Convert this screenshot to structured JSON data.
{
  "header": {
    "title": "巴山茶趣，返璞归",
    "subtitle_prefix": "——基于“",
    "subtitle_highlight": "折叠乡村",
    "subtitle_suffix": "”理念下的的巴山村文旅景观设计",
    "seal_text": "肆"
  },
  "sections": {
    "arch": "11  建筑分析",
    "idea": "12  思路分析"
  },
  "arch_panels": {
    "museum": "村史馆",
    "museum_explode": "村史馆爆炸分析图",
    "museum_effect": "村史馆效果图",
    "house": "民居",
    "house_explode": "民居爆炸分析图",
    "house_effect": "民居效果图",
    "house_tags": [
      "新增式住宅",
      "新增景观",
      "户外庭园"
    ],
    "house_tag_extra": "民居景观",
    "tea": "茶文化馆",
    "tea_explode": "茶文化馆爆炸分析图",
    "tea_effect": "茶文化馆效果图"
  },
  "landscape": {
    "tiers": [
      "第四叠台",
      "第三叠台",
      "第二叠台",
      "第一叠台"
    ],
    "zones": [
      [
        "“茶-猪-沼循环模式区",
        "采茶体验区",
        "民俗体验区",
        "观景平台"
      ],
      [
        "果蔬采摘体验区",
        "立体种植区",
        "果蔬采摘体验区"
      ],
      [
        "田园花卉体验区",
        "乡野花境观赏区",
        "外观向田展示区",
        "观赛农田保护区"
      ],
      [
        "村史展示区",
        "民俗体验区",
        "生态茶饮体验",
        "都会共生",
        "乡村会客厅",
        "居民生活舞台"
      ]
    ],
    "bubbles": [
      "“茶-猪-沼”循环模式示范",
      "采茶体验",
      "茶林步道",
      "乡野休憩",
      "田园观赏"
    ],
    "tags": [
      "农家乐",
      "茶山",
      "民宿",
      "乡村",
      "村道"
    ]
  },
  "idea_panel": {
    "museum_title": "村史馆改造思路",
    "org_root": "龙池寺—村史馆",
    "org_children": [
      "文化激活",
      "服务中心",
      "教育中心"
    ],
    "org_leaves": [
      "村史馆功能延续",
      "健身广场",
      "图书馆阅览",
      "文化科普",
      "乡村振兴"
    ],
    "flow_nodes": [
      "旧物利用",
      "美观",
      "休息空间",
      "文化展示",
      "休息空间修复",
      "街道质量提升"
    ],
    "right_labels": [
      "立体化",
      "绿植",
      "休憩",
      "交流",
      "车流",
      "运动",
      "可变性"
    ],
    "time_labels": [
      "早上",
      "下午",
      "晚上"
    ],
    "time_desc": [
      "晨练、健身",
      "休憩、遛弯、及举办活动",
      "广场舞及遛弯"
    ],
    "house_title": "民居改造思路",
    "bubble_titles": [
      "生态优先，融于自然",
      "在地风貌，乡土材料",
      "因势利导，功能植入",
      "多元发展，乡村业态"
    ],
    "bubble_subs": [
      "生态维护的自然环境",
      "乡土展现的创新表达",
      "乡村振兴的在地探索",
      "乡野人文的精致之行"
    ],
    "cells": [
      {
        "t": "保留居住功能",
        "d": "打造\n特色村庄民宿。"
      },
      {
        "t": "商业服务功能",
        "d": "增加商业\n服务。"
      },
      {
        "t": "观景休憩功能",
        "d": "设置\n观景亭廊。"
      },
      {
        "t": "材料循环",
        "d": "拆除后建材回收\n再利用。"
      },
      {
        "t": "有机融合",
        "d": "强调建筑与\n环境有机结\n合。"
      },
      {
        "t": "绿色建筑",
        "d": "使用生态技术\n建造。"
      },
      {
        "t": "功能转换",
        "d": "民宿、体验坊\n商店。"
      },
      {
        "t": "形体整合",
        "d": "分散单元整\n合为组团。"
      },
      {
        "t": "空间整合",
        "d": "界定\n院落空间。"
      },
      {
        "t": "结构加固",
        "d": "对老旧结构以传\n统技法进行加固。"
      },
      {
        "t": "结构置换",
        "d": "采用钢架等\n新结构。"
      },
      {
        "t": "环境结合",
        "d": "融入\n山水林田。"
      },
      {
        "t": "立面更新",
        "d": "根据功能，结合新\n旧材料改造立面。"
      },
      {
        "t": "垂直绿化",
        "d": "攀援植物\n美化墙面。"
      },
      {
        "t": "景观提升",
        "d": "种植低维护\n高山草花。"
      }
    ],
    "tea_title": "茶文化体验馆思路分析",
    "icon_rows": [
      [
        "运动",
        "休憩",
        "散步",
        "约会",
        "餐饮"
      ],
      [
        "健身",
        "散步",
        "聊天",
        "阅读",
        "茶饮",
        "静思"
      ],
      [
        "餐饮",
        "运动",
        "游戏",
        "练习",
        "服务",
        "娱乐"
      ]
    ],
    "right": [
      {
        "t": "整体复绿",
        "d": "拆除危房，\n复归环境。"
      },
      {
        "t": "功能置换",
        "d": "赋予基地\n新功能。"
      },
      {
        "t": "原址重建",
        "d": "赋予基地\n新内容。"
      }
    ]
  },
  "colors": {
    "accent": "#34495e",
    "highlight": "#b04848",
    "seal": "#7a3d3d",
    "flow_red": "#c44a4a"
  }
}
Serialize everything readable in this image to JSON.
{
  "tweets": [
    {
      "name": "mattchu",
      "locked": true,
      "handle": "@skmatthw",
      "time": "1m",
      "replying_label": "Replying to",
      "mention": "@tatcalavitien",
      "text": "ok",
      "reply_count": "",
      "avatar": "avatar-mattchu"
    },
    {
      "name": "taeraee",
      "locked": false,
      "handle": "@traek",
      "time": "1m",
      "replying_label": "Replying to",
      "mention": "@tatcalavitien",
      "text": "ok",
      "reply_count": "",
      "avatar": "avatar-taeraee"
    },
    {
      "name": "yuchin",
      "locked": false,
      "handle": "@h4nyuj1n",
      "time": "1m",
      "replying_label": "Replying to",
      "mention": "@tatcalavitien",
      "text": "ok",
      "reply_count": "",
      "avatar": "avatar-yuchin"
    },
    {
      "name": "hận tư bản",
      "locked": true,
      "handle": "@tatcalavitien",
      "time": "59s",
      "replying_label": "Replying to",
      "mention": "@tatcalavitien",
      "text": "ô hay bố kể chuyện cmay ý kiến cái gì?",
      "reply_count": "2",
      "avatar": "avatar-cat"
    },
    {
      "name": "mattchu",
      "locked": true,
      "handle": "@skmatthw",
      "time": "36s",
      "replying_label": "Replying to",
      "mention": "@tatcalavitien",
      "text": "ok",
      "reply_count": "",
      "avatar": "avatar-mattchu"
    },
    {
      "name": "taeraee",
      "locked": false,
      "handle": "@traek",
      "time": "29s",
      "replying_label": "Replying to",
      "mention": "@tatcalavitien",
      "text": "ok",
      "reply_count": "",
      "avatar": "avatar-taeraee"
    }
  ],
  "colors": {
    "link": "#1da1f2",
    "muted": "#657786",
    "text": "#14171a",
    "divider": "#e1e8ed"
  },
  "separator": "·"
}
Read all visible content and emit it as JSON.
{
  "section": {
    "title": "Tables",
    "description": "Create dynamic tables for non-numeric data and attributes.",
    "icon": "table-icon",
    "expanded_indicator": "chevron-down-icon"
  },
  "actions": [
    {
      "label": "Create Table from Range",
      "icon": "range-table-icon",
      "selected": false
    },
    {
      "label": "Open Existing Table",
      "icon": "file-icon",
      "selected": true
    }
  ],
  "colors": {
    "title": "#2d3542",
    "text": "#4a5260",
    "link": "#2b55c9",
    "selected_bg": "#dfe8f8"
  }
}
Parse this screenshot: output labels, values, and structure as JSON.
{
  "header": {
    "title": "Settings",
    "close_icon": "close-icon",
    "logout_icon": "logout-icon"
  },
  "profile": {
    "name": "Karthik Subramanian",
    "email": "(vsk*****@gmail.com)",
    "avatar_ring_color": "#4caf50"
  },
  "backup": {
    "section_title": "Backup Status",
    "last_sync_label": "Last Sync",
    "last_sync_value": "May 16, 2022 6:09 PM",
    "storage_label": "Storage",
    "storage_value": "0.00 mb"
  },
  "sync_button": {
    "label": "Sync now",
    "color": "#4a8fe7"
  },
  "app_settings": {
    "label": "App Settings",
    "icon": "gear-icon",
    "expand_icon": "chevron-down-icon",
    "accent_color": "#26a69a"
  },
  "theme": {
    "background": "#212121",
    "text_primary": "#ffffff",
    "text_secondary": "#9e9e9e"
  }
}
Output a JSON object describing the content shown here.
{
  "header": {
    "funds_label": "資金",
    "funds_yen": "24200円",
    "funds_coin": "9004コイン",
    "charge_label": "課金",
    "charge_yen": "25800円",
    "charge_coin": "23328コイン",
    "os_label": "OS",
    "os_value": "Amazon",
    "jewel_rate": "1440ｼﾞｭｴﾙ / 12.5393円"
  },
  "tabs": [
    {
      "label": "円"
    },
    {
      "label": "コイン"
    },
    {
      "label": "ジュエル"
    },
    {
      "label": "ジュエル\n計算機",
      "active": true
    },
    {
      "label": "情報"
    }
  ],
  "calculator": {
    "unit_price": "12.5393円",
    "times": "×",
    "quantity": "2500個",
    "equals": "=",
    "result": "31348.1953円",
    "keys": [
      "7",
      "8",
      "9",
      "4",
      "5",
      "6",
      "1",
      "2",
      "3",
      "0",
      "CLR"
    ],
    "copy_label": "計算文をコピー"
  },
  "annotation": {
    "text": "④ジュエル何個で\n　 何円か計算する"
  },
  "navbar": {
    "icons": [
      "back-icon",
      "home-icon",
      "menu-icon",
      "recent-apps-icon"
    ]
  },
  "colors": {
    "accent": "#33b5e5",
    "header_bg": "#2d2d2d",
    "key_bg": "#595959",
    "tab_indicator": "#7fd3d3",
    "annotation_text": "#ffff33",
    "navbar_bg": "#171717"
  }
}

*Prompt*
Collect from the data above every line that includes "this".

*Written answer*
Convert this screenshot to structured JSON data.
Serialize everything readable in this image to JSON.
Parse this screenshot: output labels, values, and structure as JSON.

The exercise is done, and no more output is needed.